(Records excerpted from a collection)
┄┄┄┄┄┄┄┄┄┄
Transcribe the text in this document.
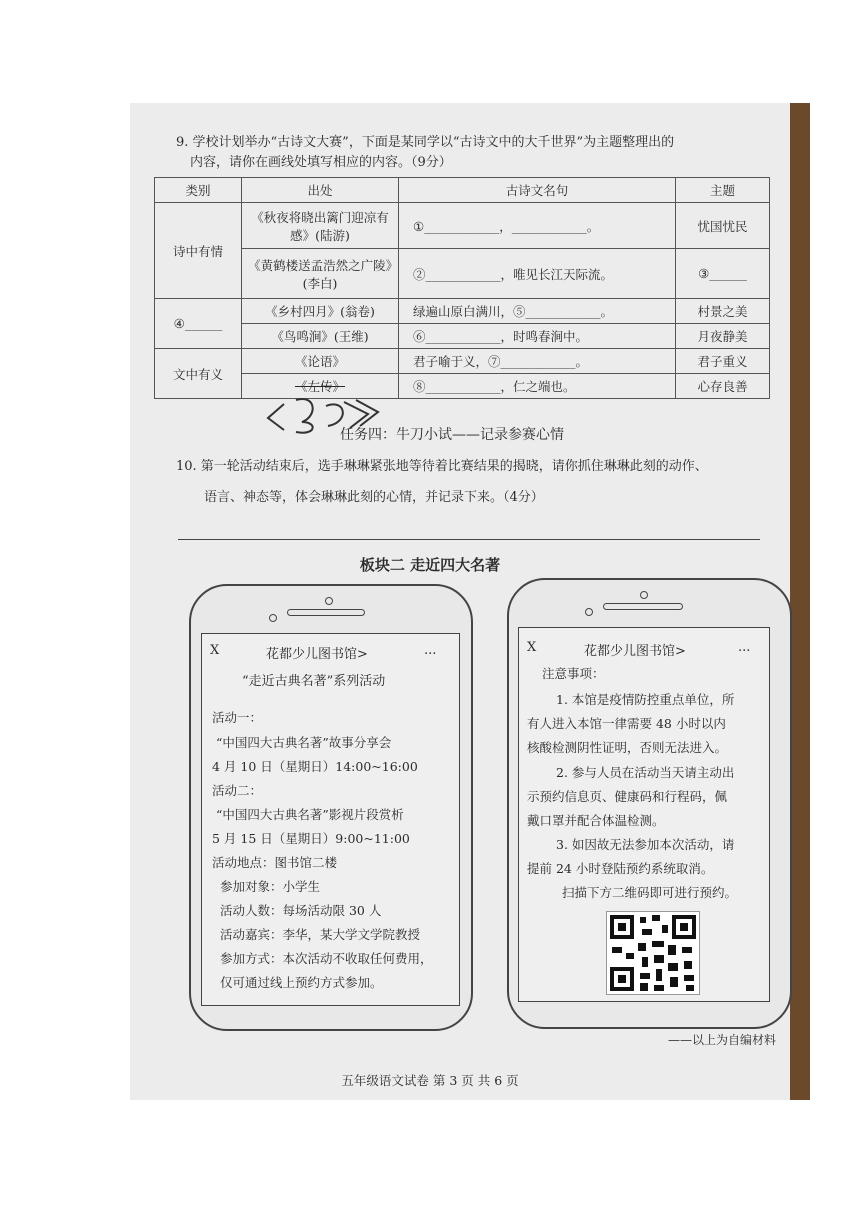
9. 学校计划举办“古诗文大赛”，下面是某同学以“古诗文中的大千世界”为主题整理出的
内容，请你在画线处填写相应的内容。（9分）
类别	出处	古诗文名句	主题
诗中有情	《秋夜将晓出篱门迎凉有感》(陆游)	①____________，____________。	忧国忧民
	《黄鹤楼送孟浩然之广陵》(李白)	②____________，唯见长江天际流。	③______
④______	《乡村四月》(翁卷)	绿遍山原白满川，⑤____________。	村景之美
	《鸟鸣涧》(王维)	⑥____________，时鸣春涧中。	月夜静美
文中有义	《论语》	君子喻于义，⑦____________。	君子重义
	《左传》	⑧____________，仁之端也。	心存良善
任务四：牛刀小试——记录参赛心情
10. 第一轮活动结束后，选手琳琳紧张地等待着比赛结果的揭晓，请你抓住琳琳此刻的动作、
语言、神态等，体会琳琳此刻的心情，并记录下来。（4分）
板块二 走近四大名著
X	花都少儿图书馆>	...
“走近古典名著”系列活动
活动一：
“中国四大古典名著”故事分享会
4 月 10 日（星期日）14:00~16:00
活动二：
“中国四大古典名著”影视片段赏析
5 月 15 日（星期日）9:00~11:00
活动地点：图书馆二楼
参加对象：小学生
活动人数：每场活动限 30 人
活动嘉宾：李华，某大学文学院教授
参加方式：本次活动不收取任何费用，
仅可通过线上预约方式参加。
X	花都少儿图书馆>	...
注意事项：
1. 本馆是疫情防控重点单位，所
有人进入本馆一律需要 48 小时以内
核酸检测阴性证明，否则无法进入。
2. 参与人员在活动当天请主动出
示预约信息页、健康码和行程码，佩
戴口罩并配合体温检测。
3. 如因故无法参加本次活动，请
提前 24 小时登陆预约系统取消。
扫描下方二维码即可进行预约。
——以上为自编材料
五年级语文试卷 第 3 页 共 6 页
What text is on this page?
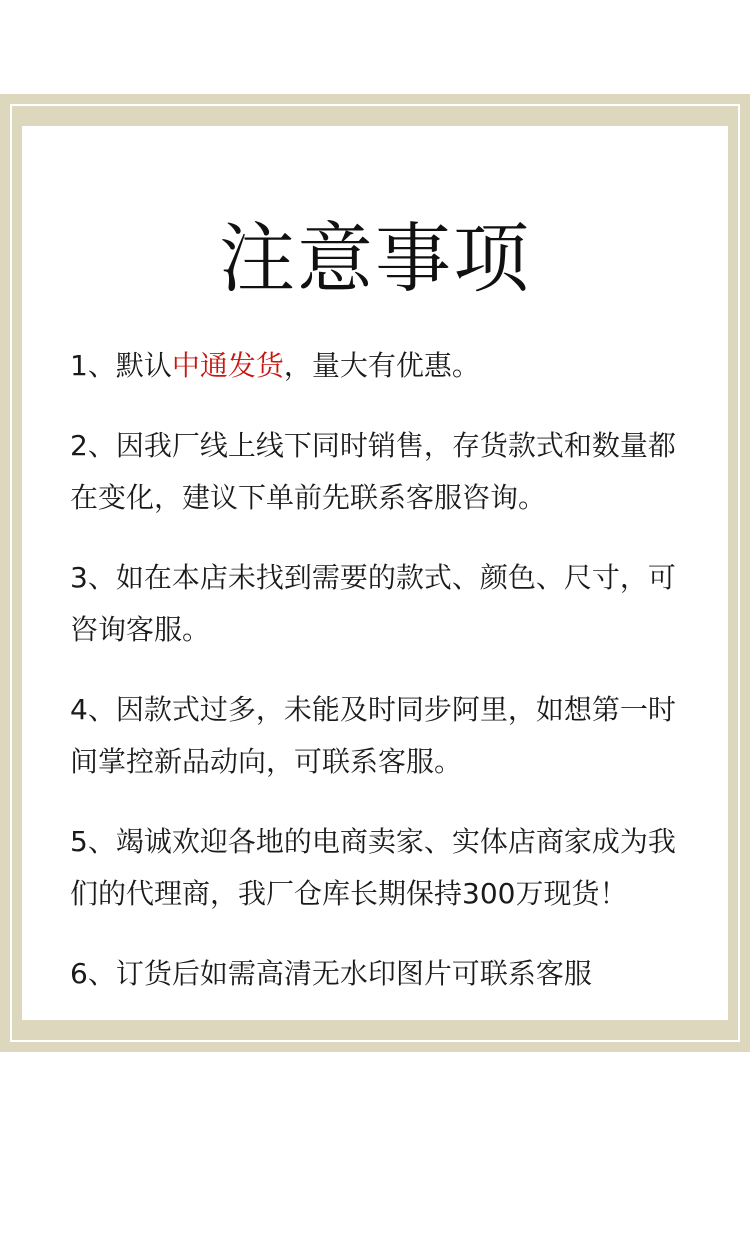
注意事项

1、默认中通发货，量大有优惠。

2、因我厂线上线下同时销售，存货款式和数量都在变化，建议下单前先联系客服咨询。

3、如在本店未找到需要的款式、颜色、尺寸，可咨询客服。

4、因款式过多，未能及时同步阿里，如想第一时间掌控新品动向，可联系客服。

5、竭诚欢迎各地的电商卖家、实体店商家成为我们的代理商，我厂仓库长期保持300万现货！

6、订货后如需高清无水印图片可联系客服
┄┄┄┄┄┄┄┄┄┄
What to do:
Starting with the line that holds "What text is on this page?", retype each line through the last one in the listing above, exactly as written. Do not copy any pictures.

Response:
What text is on this page?
注意事项

1、默认中通发货，量大有优惠。

2、因我厂线上线下同时销售，存货款式和数量都在变化，建议下单前先联系客服咨询。

3、如在本店未找到需要的款式、颜色、尺寸，可咨询客服。

4、因款式过多，未能及时同步阿里，如想第一时间掌控新品动向，可联系客服。

5、竭诚欢迎各地的电商卖家、实体店商家成为我们的代理商，我厂仓库长期保持300万现货！

6、订货后如需高清无水印图片可联系客服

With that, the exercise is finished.